### What needs to be done
The records below must be output exactly, without pictures.

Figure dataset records
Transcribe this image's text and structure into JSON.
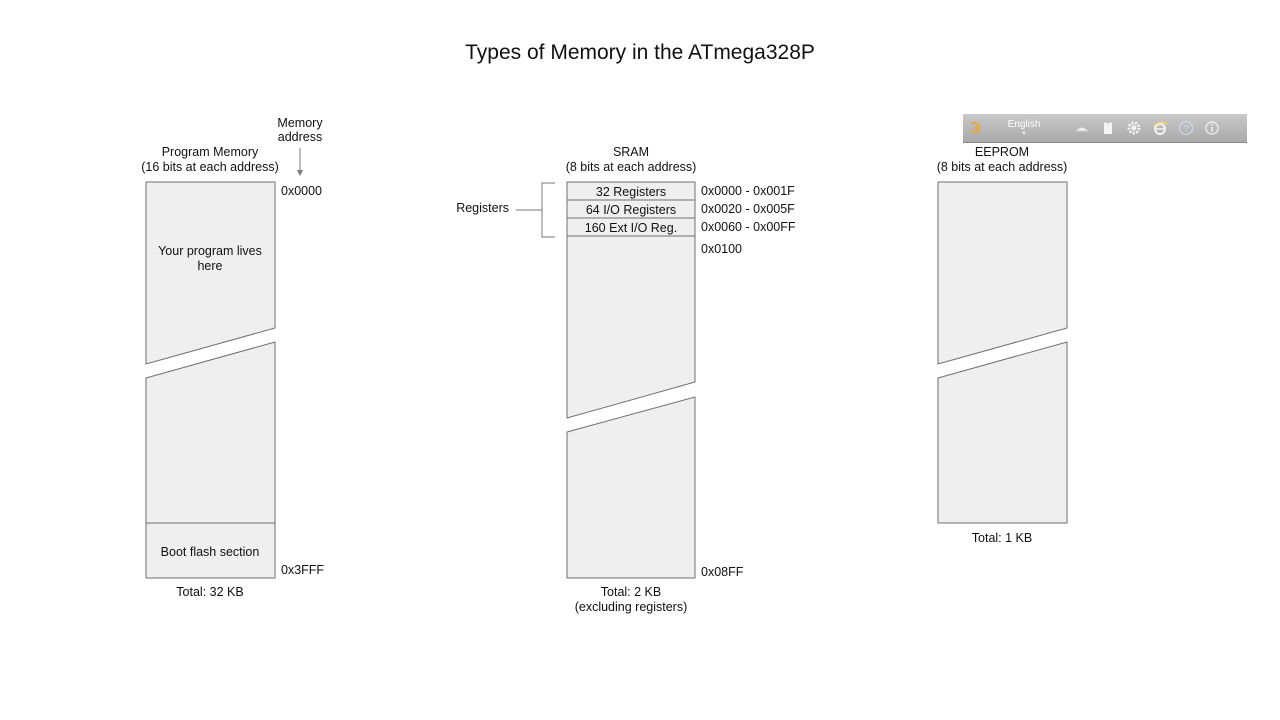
{
  "title": "Types of Memory in the ATmega328P",
  "program_memory": {
    "heading_line1": "Program Memory",
    "heading_line2": "(16 bits at each address)",
    "memory_address_line1": "Memory",
    "memory_address_line2": "address",
    "start_address": "0x0000",
    "end_address": "0x3FFF",
    "body_line1": "Your program lives",
    "body_line2": "here",
    "boot_section": "Boot flash section",
    "total": "Total: 32 KB"
  },
  "sram": {
    "heading_line1": "SRAM",
    "heading_line2": "(8 bits at each address)",
    "registers_label": "Registers",
    "register_rows": [
      {
        "label": "32 Registers",
        "range": "0x0000 - 0x001F"
      },
      {
        "label": "64 I/O Registers",
        "range": "0x0020 - 0x005F"
      },
      {
        "label": "160 Ext I/O Reg.",
        "range": "0x0060 - 0x00FF"
      }
    ],
    "data_start": "0x0100",
    "end_address": "0x08FF",
    "total_line1": "Total: 2 KB",
    "total_line2": "(excluding registers)"
  },
  "eeprom": {
    "heading_line1": "EEPROM",
    "heading_line2": "(8 bits at each address)",
    "total": "Total: 1 KB"
  },
  "toolbar": {
    "language": "English",
    "icons": [
      "input-method-icon",
      "keyboard-icon",
      "skin-icon",
      "settings-icon",
      "browser-icon",
      "help-icon",
      "info-icon"
    ]
  }
}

### Written response
Transcribe this image's text and structure into JSON.
{
  "title": "Types of Memory in the ATmega328P",
  "program_memory": {
    "heading_line1": "Program Memory",
    "heading_line2": "(16 bits at each address)",
    "memory_address_line1": "Memory",
    "memory_address_line2": "address",
    "start_address": "0x0000",
    "end_address": "0x3FFF",
    "body_line1": "Your program lives",
    "body_line2": "here",
    "boot_section": "Boot flash section",
    "total": "Total: 32 KB"
  },
  "sram": {
    "heading_line1": "SRAM",
    "heading_line2": "(8 bits at each address)",
    "registers_label": "Registers",
    "register_rows": [
      {
        "label": "32 Registers",
        "range": "0x0000 - 0x001F"
      },
      {
        "label": "64 I/O Registers",
        "range": "0x0020 - 0x005F"
      },
      {
        "label": "160 Ext I/O Reg.",
        "range": "0x0060 - 0x00FF"
      }
    ],
    "data_start": "0x0100",
    "end_address": "0x08FF",
    "total_line1": "Total: 2 KB",
    "total_line2": "(excluding registers)"
  },
  "eeprom": {
    "heading_line1": "EEPROM",
    "heading_line2": "(8 bits at each address)",
    "total": "Total: 1 KB"
  },
  "toolbar": {
    "language": "English",
    "icons": [
      "input-method-icon",
      "keyboard-icon",
      "skin-icon",
      "settings-icon",
      "browser-icon",
      "help-icon",
      "info-icon"
    ]
  }
}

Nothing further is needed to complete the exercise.